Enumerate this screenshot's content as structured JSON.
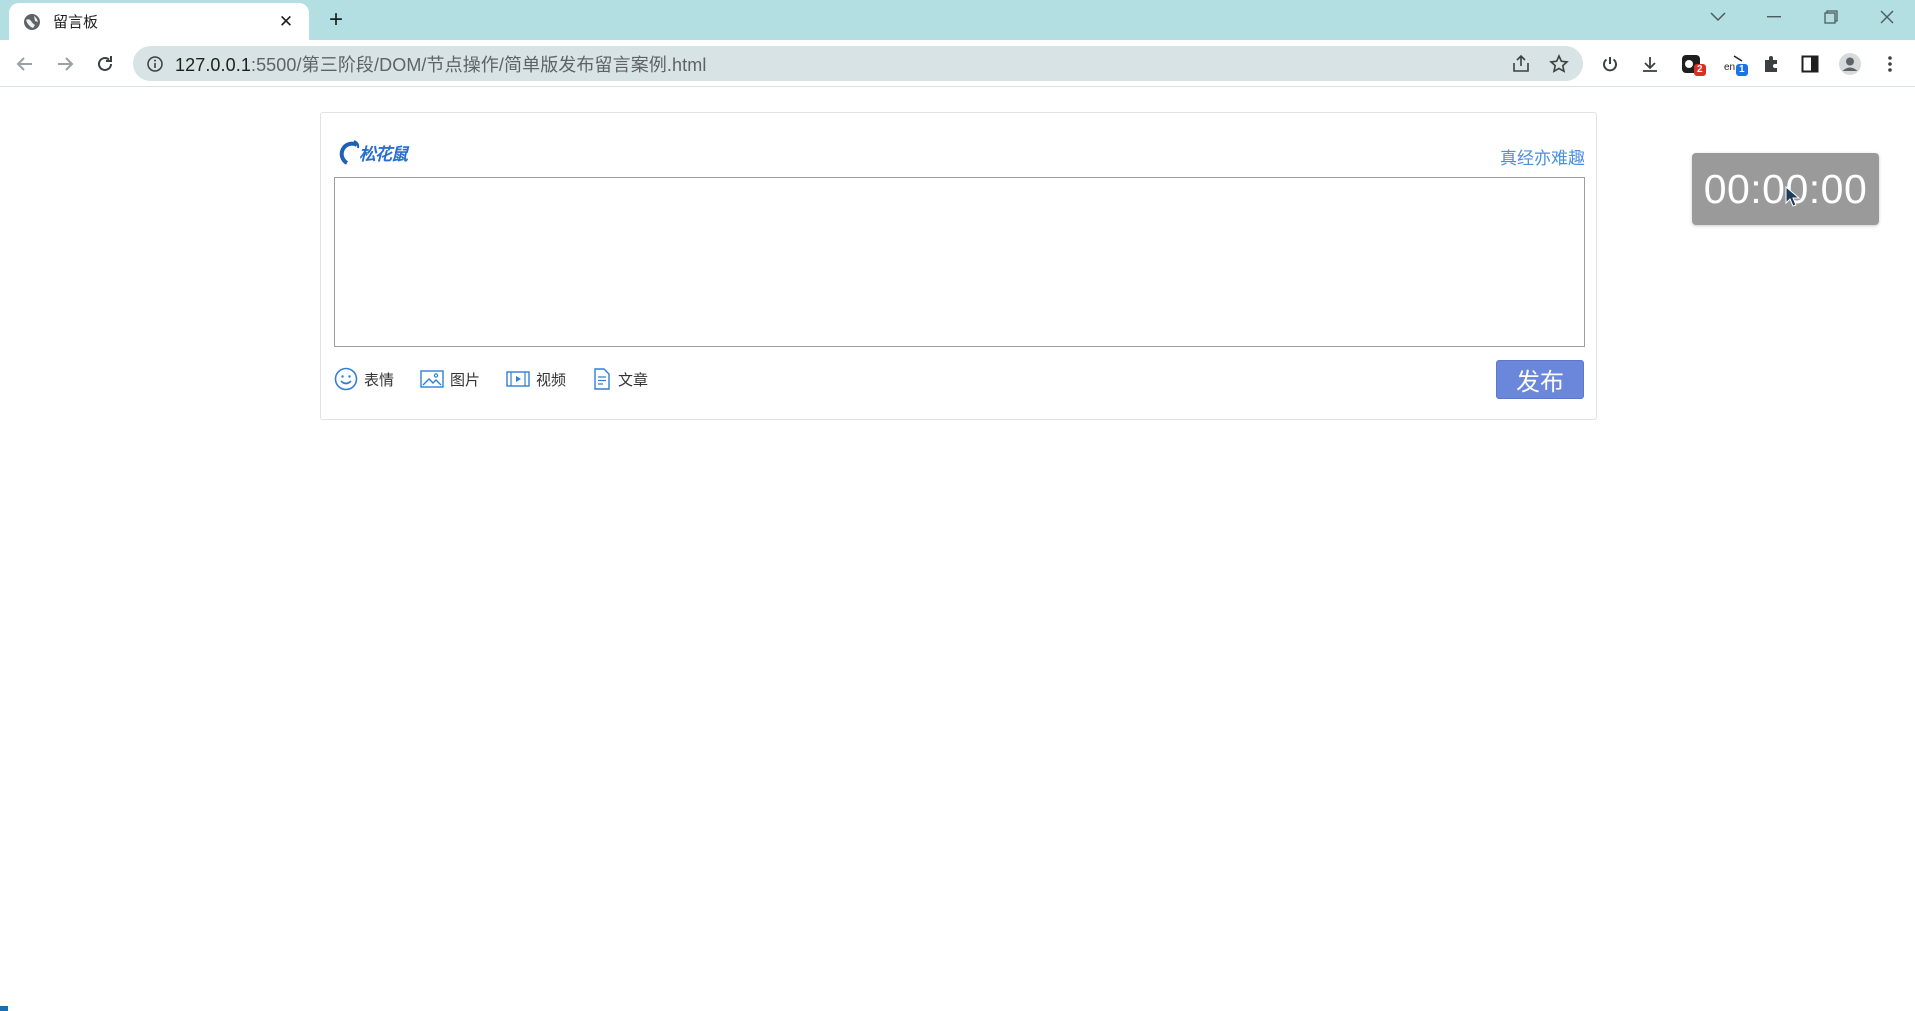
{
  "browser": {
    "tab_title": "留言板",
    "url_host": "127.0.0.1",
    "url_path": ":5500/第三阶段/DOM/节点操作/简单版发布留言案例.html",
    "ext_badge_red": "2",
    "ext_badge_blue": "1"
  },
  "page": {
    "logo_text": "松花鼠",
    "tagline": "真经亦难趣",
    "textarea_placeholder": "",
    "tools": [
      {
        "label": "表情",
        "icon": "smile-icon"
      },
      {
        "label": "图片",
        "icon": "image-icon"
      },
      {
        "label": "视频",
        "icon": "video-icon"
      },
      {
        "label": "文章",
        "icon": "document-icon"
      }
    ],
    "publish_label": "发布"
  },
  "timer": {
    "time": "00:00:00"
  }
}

* Written request: Reproduce the full material exactly, excluding the pictures.

* Answer to the problem:
Enumerate this screenshot's content as structured JSON.
{
  "browser": {
    "tab_title": "留言板",
    "url_host": "127.0.0.1",
    "url_path": ":5500/第三阶段/DOM/节点操作/简单版发布留言案例.html",
    "ext_badge_red": "2",
    "ext_badge_blue": "1"
  },
  "page": {
    "logo_text": "松花鼠",
    "tagline": "真经亦难趣",
    "textarea_placeholder": "",
    "tools": [
      {
        "label": "表情",
        "icon": "smile-icon"
      },
      {
        "label": "图片",
        "icon": "image-icon"
      },
      {
        "label": "视频",
        "icon": "video-icon"
      },
      {
        "label": "文章",
        "icon": "document-icon"
      }
    ],
    "publish_label": "发布"
  },
  "timer": {
    "time": "00:00:00"
  }
}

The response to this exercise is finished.